#### Exercise directions
Please lay out every line of all the entries below as a Markdown table with two columns, "Row" and "Line". Number the rows and leave out blank lines.

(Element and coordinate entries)
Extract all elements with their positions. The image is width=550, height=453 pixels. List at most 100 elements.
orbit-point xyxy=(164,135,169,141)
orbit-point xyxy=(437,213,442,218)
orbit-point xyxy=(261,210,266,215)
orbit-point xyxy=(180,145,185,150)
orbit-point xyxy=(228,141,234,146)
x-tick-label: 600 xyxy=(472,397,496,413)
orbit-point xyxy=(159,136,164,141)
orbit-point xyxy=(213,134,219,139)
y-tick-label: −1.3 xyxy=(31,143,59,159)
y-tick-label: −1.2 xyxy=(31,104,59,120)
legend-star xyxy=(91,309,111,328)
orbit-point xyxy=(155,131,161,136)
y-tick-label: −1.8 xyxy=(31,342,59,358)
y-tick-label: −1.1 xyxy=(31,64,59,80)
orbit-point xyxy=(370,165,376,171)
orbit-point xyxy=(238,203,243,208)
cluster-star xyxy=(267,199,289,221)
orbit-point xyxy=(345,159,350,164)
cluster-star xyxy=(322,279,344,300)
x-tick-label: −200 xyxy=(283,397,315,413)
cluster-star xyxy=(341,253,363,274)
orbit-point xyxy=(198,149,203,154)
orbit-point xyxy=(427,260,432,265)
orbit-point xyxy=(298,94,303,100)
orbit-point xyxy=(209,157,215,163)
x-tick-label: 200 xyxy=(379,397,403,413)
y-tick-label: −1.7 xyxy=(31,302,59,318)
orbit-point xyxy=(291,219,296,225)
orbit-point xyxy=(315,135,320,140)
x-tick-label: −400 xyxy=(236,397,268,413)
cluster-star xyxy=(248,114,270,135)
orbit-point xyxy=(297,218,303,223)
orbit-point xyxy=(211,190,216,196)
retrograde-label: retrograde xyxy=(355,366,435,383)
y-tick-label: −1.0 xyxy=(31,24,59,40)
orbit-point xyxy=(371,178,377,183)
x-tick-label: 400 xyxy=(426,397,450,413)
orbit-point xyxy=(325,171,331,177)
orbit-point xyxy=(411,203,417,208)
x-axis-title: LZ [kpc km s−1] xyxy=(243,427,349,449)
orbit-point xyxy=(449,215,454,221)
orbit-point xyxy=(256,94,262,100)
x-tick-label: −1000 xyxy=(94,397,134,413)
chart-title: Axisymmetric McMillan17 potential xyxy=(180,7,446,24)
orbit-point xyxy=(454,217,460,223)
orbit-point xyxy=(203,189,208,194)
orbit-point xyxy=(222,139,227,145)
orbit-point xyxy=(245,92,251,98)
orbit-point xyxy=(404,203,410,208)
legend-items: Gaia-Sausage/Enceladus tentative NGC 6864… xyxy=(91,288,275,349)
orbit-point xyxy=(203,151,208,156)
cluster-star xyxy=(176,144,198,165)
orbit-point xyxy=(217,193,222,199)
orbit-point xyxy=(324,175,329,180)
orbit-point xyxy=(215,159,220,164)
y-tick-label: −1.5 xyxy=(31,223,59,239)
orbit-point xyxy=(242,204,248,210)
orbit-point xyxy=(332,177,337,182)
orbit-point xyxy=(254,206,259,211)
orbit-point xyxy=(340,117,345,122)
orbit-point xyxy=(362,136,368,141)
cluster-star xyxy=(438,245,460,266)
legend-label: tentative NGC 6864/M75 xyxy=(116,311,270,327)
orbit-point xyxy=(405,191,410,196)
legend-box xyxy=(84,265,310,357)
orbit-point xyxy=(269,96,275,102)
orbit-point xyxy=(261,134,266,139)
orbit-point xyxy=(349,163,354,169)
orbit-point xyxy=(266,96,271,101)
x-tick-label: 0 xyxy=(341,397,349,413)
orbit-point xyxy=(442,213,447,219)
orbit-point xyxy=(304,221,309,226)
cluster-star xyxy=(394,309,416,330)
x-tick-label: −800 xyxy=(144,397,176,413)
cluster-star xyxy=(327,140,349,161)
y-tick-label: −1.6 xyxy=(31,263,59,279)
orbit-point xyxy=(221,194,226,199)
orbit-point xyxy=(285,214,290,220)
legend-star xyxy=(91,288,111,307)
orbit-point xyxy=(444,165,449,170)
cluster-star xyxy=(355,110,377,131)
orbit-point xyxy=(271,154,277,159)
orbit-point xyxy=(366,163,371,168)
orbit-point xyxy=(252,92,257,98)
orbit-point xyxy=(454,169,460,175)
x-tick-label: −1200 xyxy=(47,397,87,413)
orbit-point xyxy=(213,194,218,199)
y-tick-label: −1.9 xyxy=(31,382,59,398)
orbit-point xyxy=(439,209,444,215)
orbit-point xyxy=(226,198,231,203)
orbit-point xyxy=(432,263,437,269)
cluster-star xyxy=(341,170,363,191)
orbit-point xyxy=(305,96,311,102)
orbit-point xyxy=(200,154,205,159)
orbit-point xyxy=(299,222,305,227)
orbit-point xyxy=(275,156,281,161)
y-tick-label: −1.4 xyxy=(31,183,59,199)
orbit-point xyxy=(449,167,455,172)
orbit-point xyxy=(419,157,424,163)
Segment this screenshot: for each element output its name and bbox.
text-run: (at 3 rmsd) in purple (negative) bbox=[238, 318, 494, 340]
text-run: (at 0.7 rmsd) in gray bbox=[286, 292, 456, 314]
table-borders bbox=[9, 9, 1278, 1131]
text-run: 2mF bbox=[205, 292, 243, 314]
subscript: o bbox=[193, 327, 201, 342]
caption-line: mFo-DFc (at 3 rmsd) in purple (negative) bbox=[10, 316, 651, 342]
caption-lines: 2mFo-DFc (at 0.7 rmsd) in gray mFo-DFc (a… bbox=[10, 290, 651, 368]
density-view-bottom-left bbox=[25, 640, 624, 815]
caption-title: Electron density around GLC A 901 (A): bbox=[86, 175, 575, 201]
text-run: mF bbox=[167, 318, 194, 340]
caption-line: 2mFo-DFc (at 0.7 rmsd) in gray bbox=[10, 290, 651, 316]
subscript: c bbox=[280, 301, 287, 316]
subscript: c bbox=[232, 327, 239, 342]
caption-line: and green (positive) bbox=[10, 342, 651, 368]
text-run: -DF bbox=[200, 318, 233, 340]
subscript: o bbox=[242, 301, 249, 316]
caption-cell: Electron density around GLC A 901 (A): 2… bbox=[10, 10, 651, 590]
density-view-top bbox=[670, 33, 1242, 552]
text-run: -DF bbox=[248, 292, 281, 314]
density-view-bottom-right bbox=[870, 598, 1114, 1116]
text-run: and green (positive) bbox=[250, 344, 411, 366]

#### Answer for this exercise
| Row | Line |
|---|---|
| 1 | Extract all elements with their positions. The image is width=550, height=453 pixels. List at most 100 elements. |
| 2 | orbit-point xyxy=(164,135,169,141) |
| 3 | orbit-point xyxy=(437,213,442,218) |
| 4 | orbit-point xyxy=(261,210,266,215) |
| 5 | orbit-point xyxy=(180,145,185,150) |
| 6 | orbit-point xyxy=(228,141,234,146) |
| 7 | x-tick-label: 600 xyxy=(472,397,496,413) |
| 8 | orbit-point xyxy=(159,136,164,141) |
| 9 | orbit-point xyxy=(213,134,219,139) |
| 10 | y-tick-label: −1.3 xyxy=(31,143,59,159) |
| 11 | y-tick-label: −1.2 xyxy=(31,104,59,120) |
| 12 | legend-star xyxy=(91,309,111,328) |
| 13 | orbit-point xyxy=(155,131,161,136) |
| 14 | y-tick-label: −1.8 xyxy=(31,342,59,358) |
| 15 | y-tick-label: −1.1 xyxy=(31,64,59,80) |
| 16 | orbit-point xyxy=(370,165,376,171) |
| 17 | orbit-point xyxy=(238,203,243,208) |
| 18 | cluster-star xyxy=(267,199,289,221) |
| 19 | orbit-point xyxy=(345,159,350,164) |
| 20 | cluster-star xyxy=(322,279,344,300) |
| 21 | x-tick-label: −200 xyxy=(283,397,315,413) |
| 22 | cluster-star xyxy=(341,253,363,274) |
| 23 | orbit-point xyxy=(198,149,203,154) |
| 24 | orbit-point xyxy=(427,260,432,265) |
| 25 | orbit-point xyxy=(298,94,303,100) |
| 26 | orbit-point xyxy=(209,157,215,163) |
| 27 | x-tick-label: 200 xyxy=(379,397,403,413) |
| 28 | y-tick-label: −1.7 xyxy=(31,302,59,318) |
| 29 | orbit-point xyxy=(291,219,296,225) |
| 30 | orbit-point xyxy=(315,135,320,140) |
| 31 | x-tick-label: −400 xyxy=(236,397,268,413) |
| 32 | cluster-star xyxy=(248,114,270,135) |
| 33 | orbit-point xyxy=(297,218,303,223) |
| 34 | orbit-point xyxy=(211,190,216,196) |
| 35 | retrograde-label: retrograde xyxy=(355,366,435,383) |
| 36 | y-tick-label: −1.0 xyxy=(31,24,59,40) |
| 37 | orbit-point xyxy=(371,178,377,183) |
| 38 | x-tick-label: 400 xyxy=(426,397,450,413) |
| 39 | orbit-point xyxy=(325,171,331,177) |
| 40 | orbit-point xyxy=(411,203,417,208) |
| 41 | x-axis-title: LZ [kpc km s−1] xyxy=(243,427,349,449) |
| 42 | orbit-point xyxy=(449,215,454,221) |
| 43 | orbit-point xyxy=(256,94,262,100) |
| 44 | x-tick-label: −1000 xyxy=(94,397,134,413) |
| 45 | chart-title: Axisymmetric McMillan17 potential xyxy=(180,7,446,24) |
| 46 | orbit-point xyxy=(454,217,460,223) |
| 47 | orbit-point xyxy=(203,189,208,194) |
| 48 | orbit-point xyxy=(222,139,227,145) |
| 49 | orbit-point xyxy=(245,92,251,98) |
| 50 | orbit-point xyxy=(404,203,410,208) |
| 51 | legend-items: Gaia-Sausage/Enceladus tentative NGC 6864… xyxy=(91,288,275,349) |
| 52 | orbit-point xyxy=(203,151,208,156) |
| 53 | cluster-star xyxy=(176,144,198,165) |
| 54 | orbit-point xyxy=(217,193,222,199) |
| 55 | orbit-point xyxy=(324,175,329,180) |
| 56 | orbit-point xyxy=(215,159,220,164) |
| 57 | y-tick-label: −1.5 xyxy=(31,223,59,239) |
| 58 | orbit-point xyxy=(242,204,248,210) |
| 59 | orbit-point xyxy=(332,177,337,182) |
| 60 | orbit-point xyxy=(254,206,259,211) |
| 61 | orbit-point xyxy=(340,117,345,122) |
| 62 | orbit-point xyxy=(362,136,368,141) |
| 63 | cluster-star xyxy=(438,245,460,266) |
| 64 | legend-label: tentative NGC 6864/M75 xyxy=(116,311,270,327) |
| 65 | orbit-point xyxy=(405,191,410,196) |
| 66 | legend-box xyxy=(84,265,310,357) |
| 67 | orbit-point xyxy=(269,96,275,102) |
| 68 | orbit-point xyxy=(261,134,266,139) |
| 69 | orbit-point xyxy=(349,163,354,169) |
| 70 | orbit-point xyxy=(266,96,271,101) |
| 71 | x-tick-label: 0 xyxy=(341,397,349,413) |
| 72 | orbit-point xyxy=(442,213,447,219) |
| 73 | orbit-point xyxy=(304,221,309,226) |
| 74 | cluster-star xyxy=(394,309,416,330) |
| 75 | x-tick-label: −800 xyxy=(144,397,176,413) |
| 76 | cluster-star xyxy=(327,140,349,161) |
| 77 | y-tick-label: −1.6 xyxy=(31,263,59,279) |
| 78 | orbit-point xyxy=(221,194,226,199) |
| 79 | orbit-point xyxy=(285,214,290,220) |
| 80 | legend-star xyxy=(91,288,111,307) |
| 81 | orbit-point xyxy=(444,165,449,170) |
| 82 | cluster-star xyxy=(355,110,377,131) |
| 83 | orbit-point xyxy=(271,154,277,159) |
| 84 | orbit-point xyxy=(366,163,371,168) |
| 85 | orbit-point xyxy=(252,92,257,98) |
| 86 | orbit-point xyxy=(454,169,460,175) |
| 87 | x-tick-label: −1200 xyxy=(47,397,87,413) |
| 88 | orbit-point xyxy=(213,194,218,199) |
| 89 | y-tick-label: −1.9 xyxy=(31,382,59,398) |
| 90 | orbit-point xyxy=(439,209,444,215) |
| 91 | orbit-point xyxy=(226,198,231,203) |
| 92 | orbit-point xyxy=(432,263,437,269) |
| 93 | cluster-star xyxy=(341,170,363,191) |
| 94 | orbit-point xyxy=(305,96,311,102) |
| 95 | orbit-point xyxy=(200,154,205,159) |
| 96 | orbit-point xyxy=(299,222,305,227) |
| 97 | orbit-point xyxy=(275,156,281,161) |
| 98 | y-tick-label: −1.4 xyxy=(31,183,59,199) |
| 99 | orbit-point xyxy=(449,167,455,172) |
| 100 | orbit-point xyxy=(419,157,424,163) |
| 101 | Segment this screenshot: for each element output its name and bbox. |
| 102 | text-run: (at 3 rmsd) in purple (negative) bbox=[238, 318, 494, 340] |
| 103 | text-run: (at 0.7 rmsd) in gray bbox=[286, 292, 456, 314] |
| 104 | table-borders bbox=[9, 9, 1278, 1131] |
| 105 | text-run: 2mF bbox=[205, 292, 243, 314] |
| 106 | subscript: o bbox=[193, 327, 201, 342] |
| 107 | caption-line: mFo-DFc (at 3 rmsd) in purple (negative) bbox=[10, 316, 651, 342] |
| 108 | caption-lines: 2mFo-DFc (at 0.7 rmsd) in gray mFo-DFc (a… bbox=[10, 290, 651, 368] |
| 109 | density-view-bottom-left bbox=[25, 640, 624, 815] |
| 110 | caption-title: Electron density around GLC A 901 (A): bbox=[86, 175, 575, 201] |
| 111 | text-run: mF bbox=[167, 318, 194, 340] |
| 112 | caption-line: 2mFo-DFc (at 0.7 rmsd) in gray bbox=[10, 290, 651, 316] |
| 113 | subscript: c bbox=[280, 301, 287, 316] |
| 114 | subscript: c bbox=[232, 327, 239, 342] |
| 115 | caption-line: and green (positive) bbox=[10, 342, 651, 368] |
| 116 | text-run: -DF bbox=[200, 318, 233, 340] |
| 117 | subscript: o bbox=[242, 301, 249, 316] |
| 118 | caption-cell: Electron density around GLC A 901 (A): 2… bbox=[10, 10, 651, 590] |
| 119 | density-view-top bbox=[670, 33, 1242, 552] |
| 120 | text-run: -DF bbox=[248, 292, 281, 314] |
| 121 | density-view-bottom-right bbox=[870, 598, 1114, 1116] |
| 122 | text-run: and green (positive) bbox=[250, 344, 411, 366] |